### What you should do
Transcribe the entries exactly; images are not part of the copy.

--- start of Data for this task ---

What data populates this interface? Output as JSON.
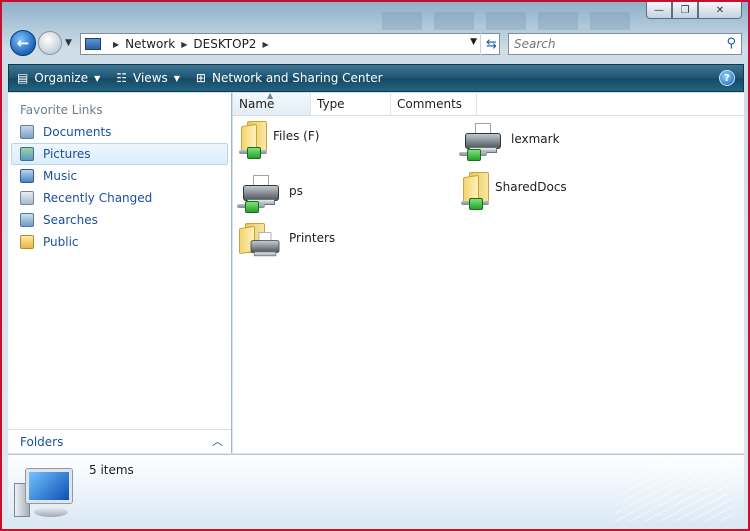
{
  "window": {
    "min_glyph": "—",
    "max_glyph": "❐",
    "close_glyph": "✕"
  },
  "address": {
    "path": [
      "Network",
      "DESKTOP2"
    ]
  },
  "search": {
    "placeholder": "Search"
  },
  "toolbar": {
    "organize": "Organize",
    "views": "Views",
    "network_center": "Network and Sharing Center",
    "help": "?"
  },
  "left": {
    "favorite_links_title": "Favorite Links",
    "links": [
      {
        "label": "Documents",
        "icon": "documents-icon"
      },
      {
        "label": "Pictures",
        "icon": "pictures-icon"
      },
      {
        "label": "Music",
        "icon": "music-icon"
      },
      {
        "label": "Recently Changed",
        "icon": "recently-changed-icon"
      },
      {
        "label": "Searches",
        "icon": "searches-icon"
      },
      {
        "label": "Public",
        "icon": "public-icon"
      }
    ],
    "selected_index": 1,
    "folders_label": "Folders"
  },
  "columns": {
    "name": "Name",
    "type": "Type",
    "comments": "Comments"
  },
  "items": [
    {
      "label": "Files (F)",
      "kind": "shared-folder"
    },
    {
      "label": "lexmark",
      "kind": "shared-printer"
    },
    {
      "label": "ps",
      "kind": "shared-printer"
    },
    {
      "label": "SharedDocs",
      "kind": "shared-folder"
    },
    {
      "label": "Printers",
      "kind": "printers-folder"
    }
  ],
  "details": {
    "count_text": "5 items"
  },
  "colors": {
    "link_blue": "#1a4f9c",
    "toolbar_dark": "#1e5672",
    "frame_red": "#c8102e"
  }
}
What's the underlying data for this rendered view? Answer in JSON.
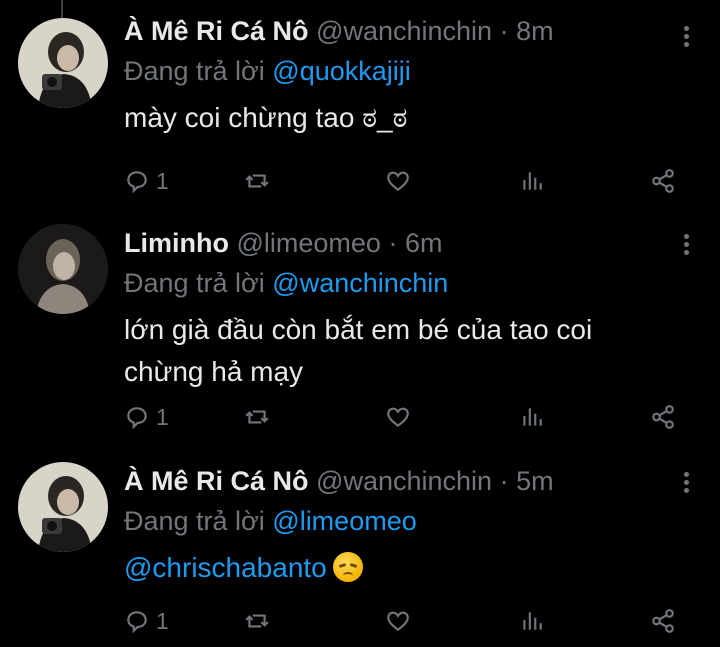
{
  "tweets": [
    {
      "name": "À Mê Ri Cá Nô",
      "handle": "@wanchinchin",
      "time": "8m",
      "replying_prefix": "Đang trả lời",
      "replying_to": "@quokkajiji",
      "text": "mày coi chừng tao ಠ_ಠ",
      "mention_text": "",
      "reply_count": "1"
    },
    {
      "name": "Liminho",
      "handle": "@limeomeo",
      "time": "6m",
      "replying_prefix": "Đang trả lời",
      "replying_to": "@wanchinchin",
      "text": "lớn già đầu còn bắt em bé của tao coi chừng hả mạy",
      "mention_text": "",
      "reply_count": "1"
    },
    {
      "name": "À Mê Ri Cá Nô",
      "handle": "@wanchinchin",
      "time": "5m",
      "replying_prefix": "Đang trả lời",
      "replying_to": "@limeomeo",
      "text": "",
      "mention_text": "@chrischabanto",
      "reply_count": "1"
    }
  ],
  "separator": "·",
  "icons": [
    "reply-icon",
    "retweet-icon",
    "like-icon",
    "analytics-icon",
    "share-icon",
    "more-icon",
    "disappointed-emoji"
  ],
  "colors": {
    "background": "#000000",
    "text": "#e7e9ea",
    "muted": "#71767b",
    "link": "#1d9bf0",
    "thread": "#3e4144"
  }
}
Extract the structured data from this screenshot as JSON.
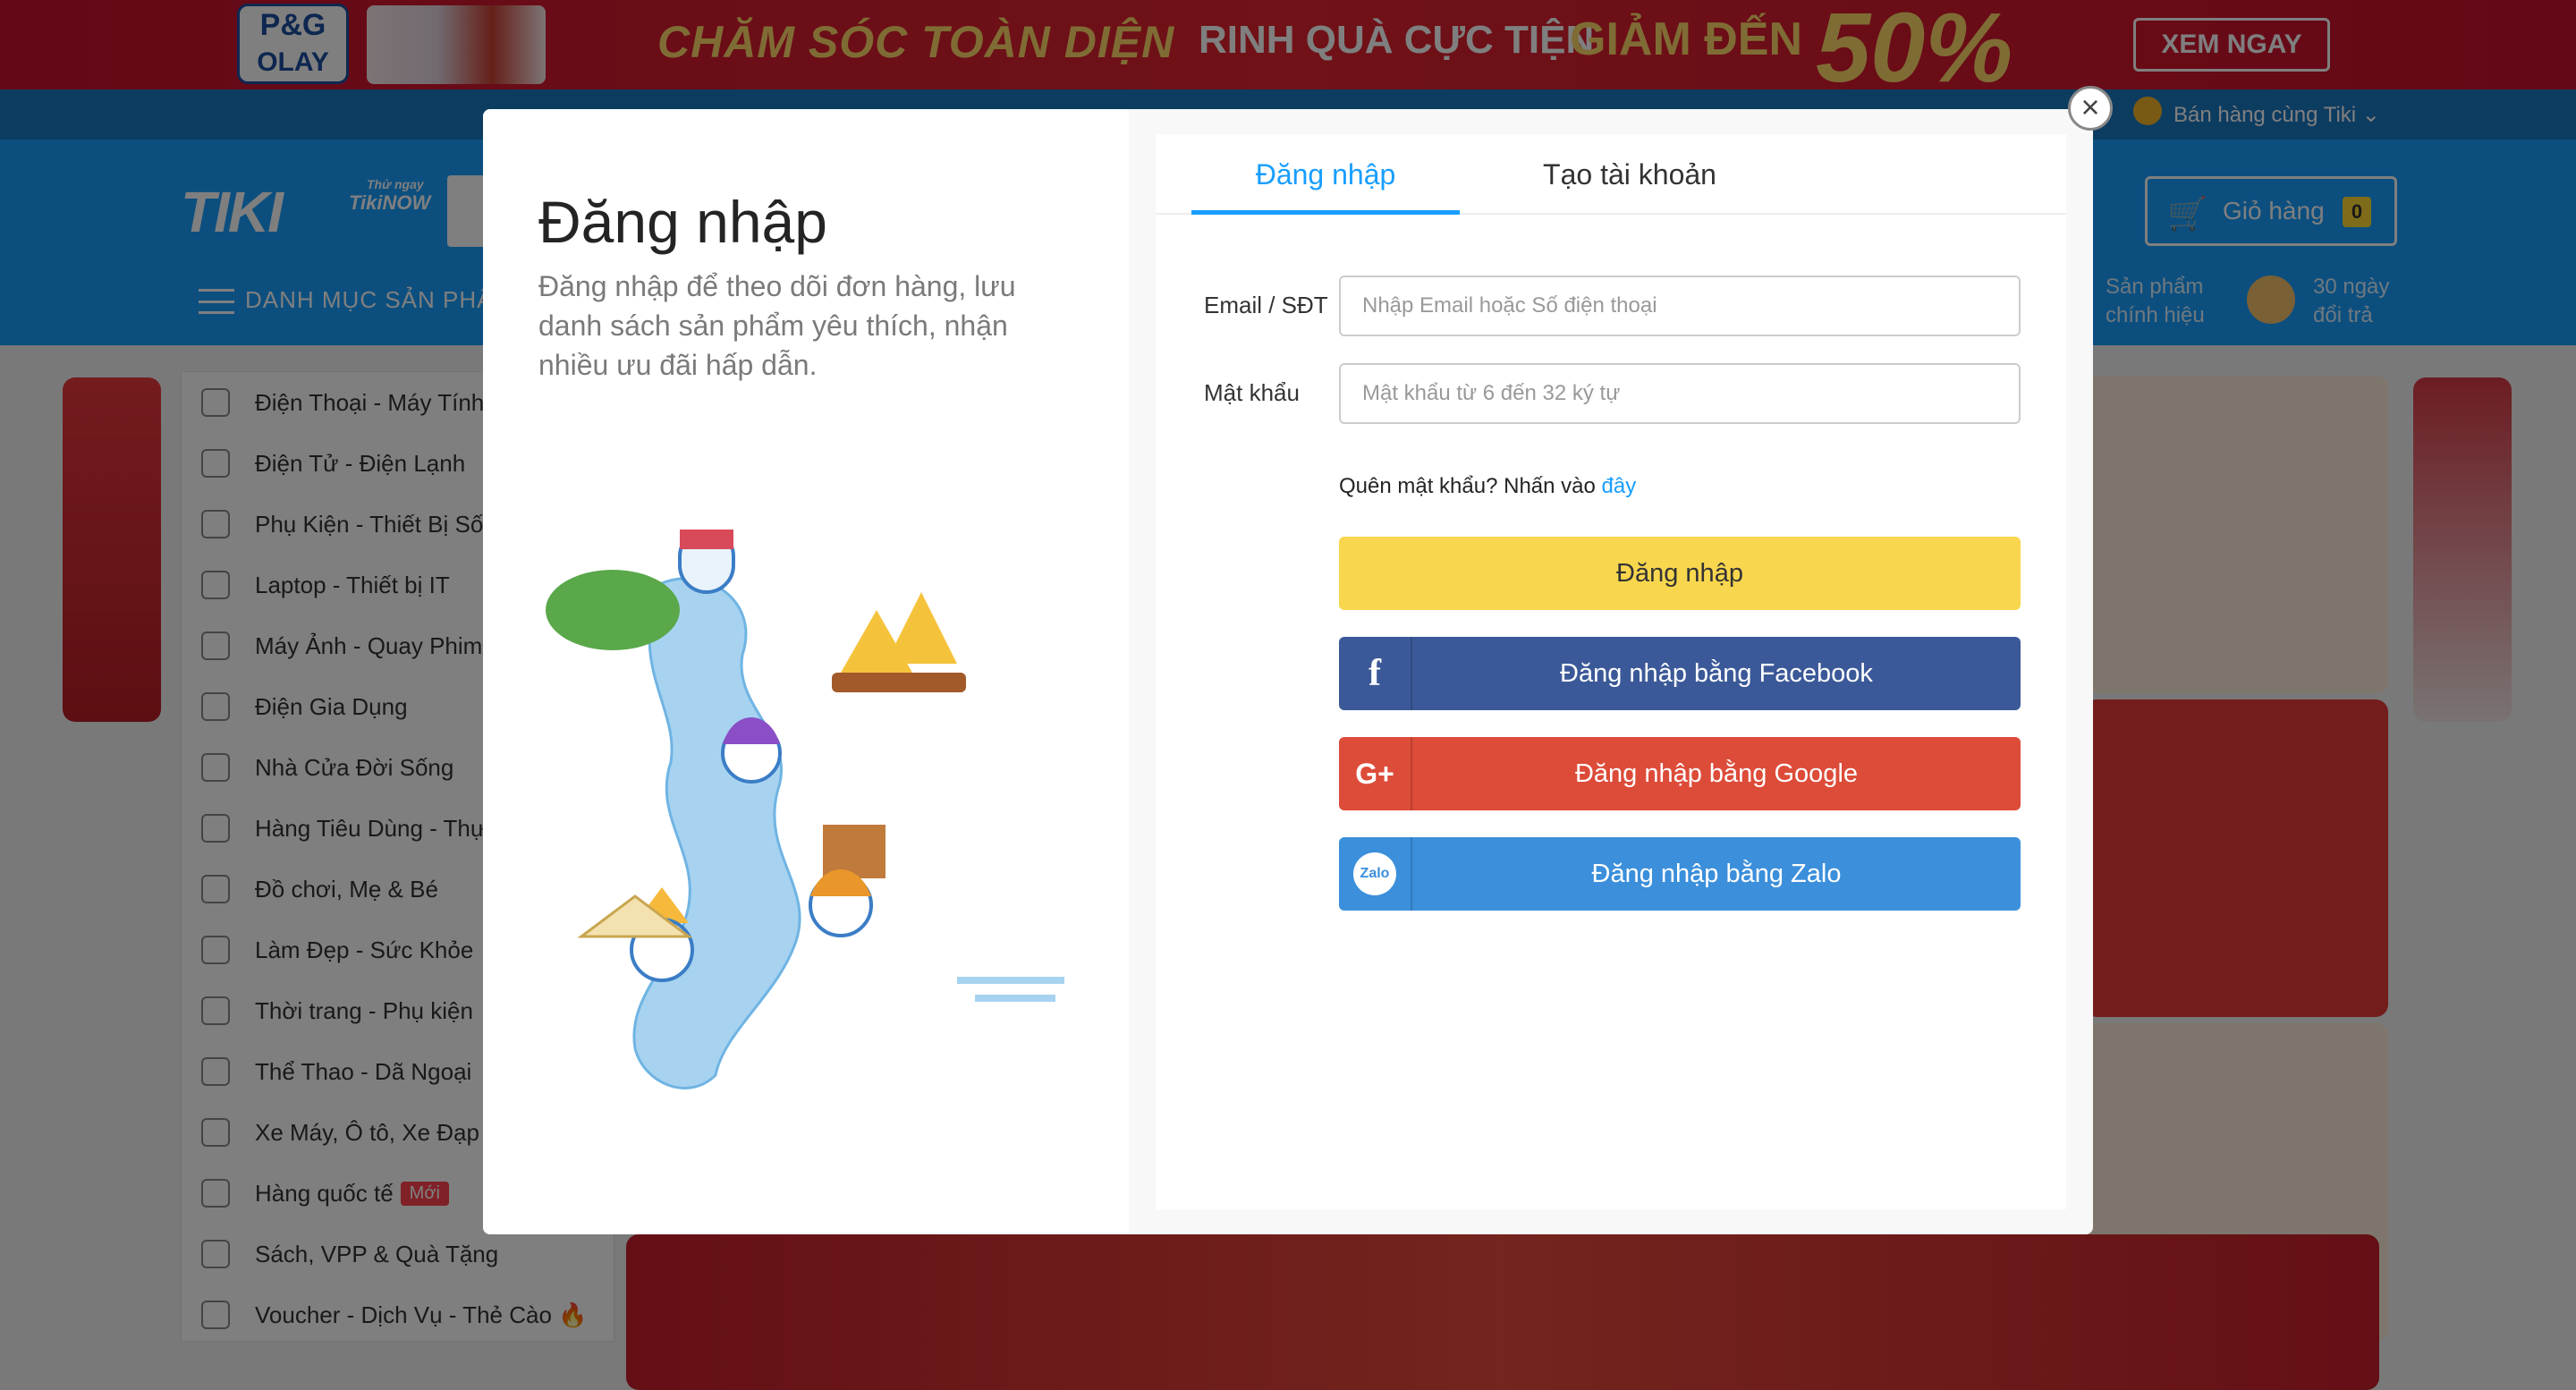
{
  "promo_banner": {
    "brand_line1": "P&G",
    "brand_line2": "OLAY",
    "headline": "CHĂM SÓC TOÀN DIỆN",
    "sub": "RINH QUÀ CỰC TIỆN",
    "discount_label": "GIẢM ĐẾN",
    "discount_value": "50%",
    "cta": "XEM NGAY"
  },
  "top_bar": {
    "sell_link": "Bán hàng cùng Tiki ⌄"
  },
  "header": {
    "logo": "TIKI",
    "tikinow_line1": "Thử ngay",
    "tikinow_line2": "TikiNOW",
    "menu_label": "DANH MỤC SẢN PHẨ",
    "cart_label": "Giỏ hàng",
    "cart_count": "0",
    "info1": "Sản phẩm chính hiệu",
    "info2": "30 ngày đổi trả"
  },
  "sidebar": {
    "items": [
      {
        "label": "Điện Thoại - Máy Tính B"
      },
      {
        "label": "Điện Tử - Điện Lạnh"
      },
      {
        "label": "Phụ Kiện - Thiết Bị Số"
      },
      {
        "label": "Laptop - Thiết bị IT"
      },
      {
        "label": "Máy Ảnh - Quay Phim"
      },
      {
        "label": "Điện Gia Dụng"
      },
      {
        "label": "Nhà Cửa Đời Sống"
      },
      {
        "label": "Hàng Tiêu Dùng - Thực"
      },
      {
        "label": "Đồ chơi, Mẹ & Bé"
      },
      {
        "label": "Làm Đẹp - Sức Khỏe"
      },
      {
        "label": "Thời trang - Phụ kiện"
      },
      {
        "label": "Thể Thao - Dã Ngoại"
      },
      {
        "label": "Xe Máy, Ô tô, Xe Đạp"
      },
      {
        "label": "Hàng quốc tế",
        "badge": "Mới"
      },
      {
        "label": "Sách, VPP & Quà Tặng"
      },
      {
        "label": "Voucher - Dịch Vụ - Thẻ Cào 🔥"
      }
    ]
  },
  "login_modal": {
    "title": "Đăng nhập",
    "description": "Đăng nhập để theo dõi đơn hàng, lưu danh sách sản phẩm yêu thích, nhận nhiều ưu đãi hấp dẫn.",
    "tabs": {
      "login": "Đăng nhập",
      "register": "Tạo tài khoản"
    },
    "email_label": "Email / SĐT",
    "email_placeholder": "Nhập Email hoặc Số điện thoại",
    "email_value": "",
    "password_label": "Mật khẩu",
    "password_placeholder": "Mật khẩu từ 6 đến 32 ký tự",
    "password_value": "",
    "forgot_text": "Quên mật khẩu? Nhấn vào ",
    "forgot_link": "đây",
    "submit": "Đăng nhập",
    "facebook": "Đăng nhập bằng Facebook",
    "google": "Đăng nhập bằng Google",
    "zalo": "Đăng nhập bằng Zalo",
    "facebook_icon": "f",
    "google_icon": "G+",
    "zalo_icon": "Zalo",
    "close": "×"
  },
  "colors": {
    "accent": "#189eff",
    "submit_bg": "#f8d64e",
    "facebook_bg": "#3b5998",
    "google_bg": "#dd4b39",
    "zalo_bg": "#3b8fdb"
  }
}
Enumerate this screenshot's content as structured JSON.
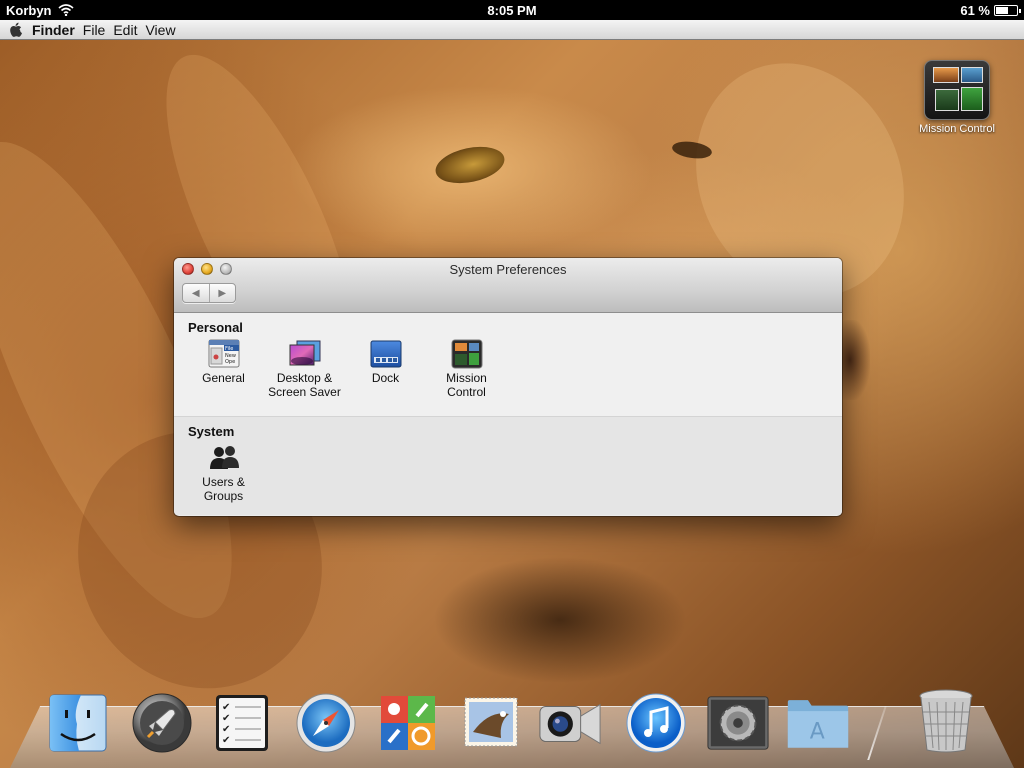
{
  "status_bar": {
    "carrier": "Korbyn",
    "time": "8:05 PM",
    "battery_percent": "61 %",
    "battery_level": 0.61
  },
  "menu_bar": {
    "apple_icon": "apple-icon",
    "app_name": "Finder",
    "menus": [
      "File",
      "Edit",
      "View"
    ]
  },
  "desktop": {
    "icons": [
      {
        "label": "Mission Control",
        "icon": "mission-control-icon"
      }
    ]
  },
  "window": {
    "title": "System Preferences",
    "nav": {
      "back": "◀",
      "forward": "▶"
    },
    "sections": [
      {
        "title": "Personal",
        "panes": [
          {
            "label": "General",
            "icon": "general-icon"
          },
          {
            "label": "Desktop &\nScreen Saver",
            "icon": "desktop-screensaver-icon"
          },
          {
            "label": "Dock",
            "icon": "dock-icon"
          },
          {
            "label": "Mission\nControl",
            "icon": "mission-control-icon"
          }
        ]
      },
      {
        "title": "System",
        "panes": [
          {
            "label": "Users &\nGroups",
            "icon": "users-groups-icon"
          }
        ]
      }
    ]
  },
  "dock": {
    "items": [
      {
        "name": "finder-icon"
      },
      {
        "name": "launchpad-icon"
      },
      {
        "name": "reminders-icon"
      },
      {
        "name": "safari-icon"
      },
      {
        "name": "game-center-icon"
      },
      {
        "name": "mail-icon"
      },
      {
        "name": "facetime-icon"
      },
      {
        "name": "itunes-icon"
      },
      {
        "name": "system-preferences-icon"
      },
      {
        "name": "applications-folder-icon"
      },
      {
        "name": "trash-icon"
      }
    ]
  },
  "colors": {
    "close": "#e0443a",
    "minimize": "#e6a920",
    "zoom": "#bcbcbc",
    "itunes_blue": "#1f8fe8",
    "safari_blue": "#2a8ad8"
  }
}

--- end of Data for this task ---

### Exercise result
What data populates this interface? Output as JSON.
{
  "window": {
    "min_glyph": "—",
    "max_glyph": "❐",
    "close_glyph": "✕"
  },
  "address": {
    "path": [
      "Network",
      "DESKTOP2"
    ]
  },
  "search": {
    "placeholder": "Search"
  },
  "toolbar": {
    "organize": "Organize",
    "views": "Views",
    "network_center": "Network and Sharing Center",
    "help": "?"
  },
  "left": {
    "favorite_links_title": "Favorite Links",
    "links": [
      {
        "label": "Documents",
        "icon": "documents-icon"
      },
      {
        "label": "Pictures",
        "icon": "pictures-icon"
      },
      {
        "label": "Music",
        "icon": "music-icon"
      },
      {
        "label": "Recently Changed",
        "icon": "recently-changed-icon"
      },
      {
        "label": "Searches",
        "icon": "searches-icon"
      },
      {
        "label": "Public",
        "icon": "public-icon"
      }
    ],
    "selected_index": 1,
    "folders_label": "Folders"
  },
  "columns": {
    "name": "Name",
    "type": "Type",
    "comments": "Comments"
  },
  "items": [
    {
      "label": "Files (F)",
      "kind": "shared-folder"
    },
    {
      "label": "lexmark",
      "kind": "shared-printer"
    },
    {
      "label": "ps",
      "kind": "shared-printer"
    },
    {
      "label": "SharedDocs",
      "kind": "shared-folder"
    },
    {
      "label": "Printers",
      "kind": "printers-folder"
    }
  ],
  "details": {
    "count_text": "5 items"
  },
  "colors": {
    "link_blue": "#1a4f9c",
    "toolbar_dark": "#1e5672",
    "frame_red": "#c8102e"
  }
}
What's the underlying data for this rendered view? Answer in JSON.
{
  "tweets": [
    {
      "name": "À Mê Ri Cá Nô",
      "handle": "@wanchinchin",
      "time": "8m",
      "replying_prefix": "Đang trả lời",
      "replying_to": "@quokkajiji",
      "text": "mày coi chừng tao ಠ_ಠ",
      "mention_text": "",
      "reply_count": "1"
    },
    {
      "name": "Liminho",
      "handle": "@limeomeo",
      "time": "6m",
      "replying_prefix": "Đang trả lời",
      "replying_to": "@wanchinchin",
      "text": "lớn già đầu còn bắt em bé của tao coi chừng hả mạy",
      "mention_text": "",
      "reply_count": "1"
    },
    {
      "name": "À Mê Ri Cá Nô",
      "handle": "@wanchinchin",
      "time": "5m",
      "replying_prefix": "Đang trả lời",
      "replying_to": "@limeomeo",
      "text": "",
      "mention_text": "@chrischabanto",
      "reply_count": "1"
    }
  ],
  "separator": "·",
  "icons": [
    "reply-icon",
    "retweet-icon",
    "like-icon",
    "analytics-icon",
    "share-icon",
    "more-icon",
    "disappointed-emoji"
  ],
  "colors": {
    "background": "#000000",
    "text": "#e7e9ea",
    "muted": "#71767b",
    "link": "#1d9bf0",
    "thread": "#3e4144"
  }
}
Extract the structured data from this screenshot as JSON.
{
  "promo_banner": {
    "brand_line1": "P&G",
    "brand_line2": "OLAY",
    "headline": "CHĂM SÓC TOÀN DIỆN",
    "sub": "RINH QUÀ CỰC TIỆN",
    "discount_label": "GIẢM ĐẾN",
    "discount_value": "50%",
    "cta": "XEM NGAY"
  },
  "top_bar": {
    "sell_link": "Bán hàng cùng Tiki ⌄"
  },
  "header": {
    "logo": "TIKI",
    "tikinow_line1": "Thử ngay",
    "tikinow_line2": "TikiNOW",
    "menu_label": "DANH MỤC SẢN PHẨ",
    "cart_label": "Giỏ hàng",
    "cart_count": "0",
    "info1": "Sản phẩm chính hiệu",
    "info2": "30 ngày đổi trả"
  },
  "sidebar": {
    "items": [
      {
        "label": "Điện Thoại - Máy Tính B"
      },
      {
        "label": "Điện Tử - Điện Lạnh"
      },
      {
        "label": "Phụ Kiện - Thiết Bị Số"
      },
      {
        "label": "Laptop - Thiết bị IT"
      },
      {
        "label": "Máy Ảnh - Quay Phim"
      },
      {
        "label": "Điện Gia Dụng"
      },
      {
        "label": "Nhà Cửa Đời Sống"
      },
      {
        "label": "Hàng Tiêu Dùng - Thực"
      },
      {
        "label": "Đồ chơi, Mẹ & Bé"
      },
      {
        "label": "Làm Đẹp - Sức Khỏe"
      },
      {
        "label": "Thời trang - Phụ kiện"
      },
      {
        "label": "Thể Thao - Dã Ngoại"
      },
      {
        "label": "Xe Máy, Ô tô, Xe Đạp"
      },
      {
        "label": "Hàng quốc tế",
        "badge": "Mới"
      },
      {
        "label": "Sách, VPP & Quà Tặng"
      },
      {
        "label": "Voucher - Dịch Vụ - Thẻ Cào 🔥"
      }
    ]
  },
  "login_modal": {
    "title": "Đăng nhập",
    "description": "Đăng nhập để theo dõi đơn hàng, lưu danh sách sản phẩm yêu thích, nhận nhiều ưu đãi hấp dẫn.",
    "tabs": {
      "login": "Đăng nhập",
      "register": "Tạo tài khoản"
    },
    "email_label": "Email / SĐT",
    "email_placeholder": "Nhập Email hoặc Số điện thoại",
    "email_value": "",
    "password_label": "Mật khẩu",
    "password_placeholder": "Mật khẩu từ 6 đến 32 ký tự",
    "password_value": "",
    "forgot_text": "Quên mật khẩu? Nhấn vào ",
    "forgot_link": "đây",
    "submit": "Đăng nhập",
    "facebook": "Đăng nhập bằng Facebook",
    "google": "Đăng nhập bằng Google",
    "zalo": "Đăng nhập bằng Zalo",
    "facebook_icon": "f",
    "google_icon": "G+",
    "zalo_icon": "Zalo",
    "close": "×"
  },
  "colors": {
    "accent": "#189eff",
    "submit_bg": "#f8d64e",
    "facebook_bg": "#3b5998",
    "google_bg": "#dd4b39",
    "zalo_bg": "#3b8fdb"
  }
}
Enumerate this screenshot's content as structured JSON.
{
  "status_bar": {
    "carrier": "Korbyn",
    "time": "8:05 PM",
    "battery_percent": "61 %",
    "battery_level": 0.61
  },
  "menu_bar": {
    "apple_icon": "apple-icon",
    "app_name": "Finder",
    "menus": [
      "File",
      "Edit",
      "View"
    ]
  },
  "desktop": {
    "icons": [
      {
        "label": "Mission Control",
        "icon": "mission-control-icon"
      }
    ]
  },
  "window": {
    "title": "System Preferences",
    "nav": {
      "back": "◀",
      "forward": "▶"
    },
    "sections": [
      {
        "title": "Personal",
        "panes": [
          {
            "label": "General",
            "icon": "general-icon"
          },
          {
            "label": "Desktop &\nScreen Saver",
            "icon": "desktop-screensaver-icon"
          },
          {
            "label": "Dock",
            "icon": "dock-icon"
          },
          {
            "label": "Mission\nControl",
            "icon": "mission-control-icon"
          }
        ]
      },
      {
        "title": "System",
        "panes": [
          {
            "label": "Users &\nGroups",
            "icon": "users-groups-icon"
          }
        ]
      }
    ]
  },
  "dock": {
    "items": [
      {
        "name": "finder-icon"
      },
      {
        "name": "launchpad-icon"
      },
      {
        "name": "reminders-icon"
      },
      {
        "name": "safari-icon"
      },
      {
        "name": "game-center-icon"
      },
      {
        "name": "mail-icon"
      },
      {
        "name": "facetime-icon"
      },
      {
        "name": "itunes-icon"
      },
      {
        "name": "system-preferences-icon"
      },
      {
        "name": "applications-folder-icon"
      },
      {
        "name": "trash-icon"
      }
    ]
  },
  "colors": {
    "close": "#e0443a",
    "minimize": "#e6a920",
    "zoom": "#bcbcbc",
    "itunes_blue": "#1f8fe8",
    "safari_blue": "#2a8ad8"
  }
}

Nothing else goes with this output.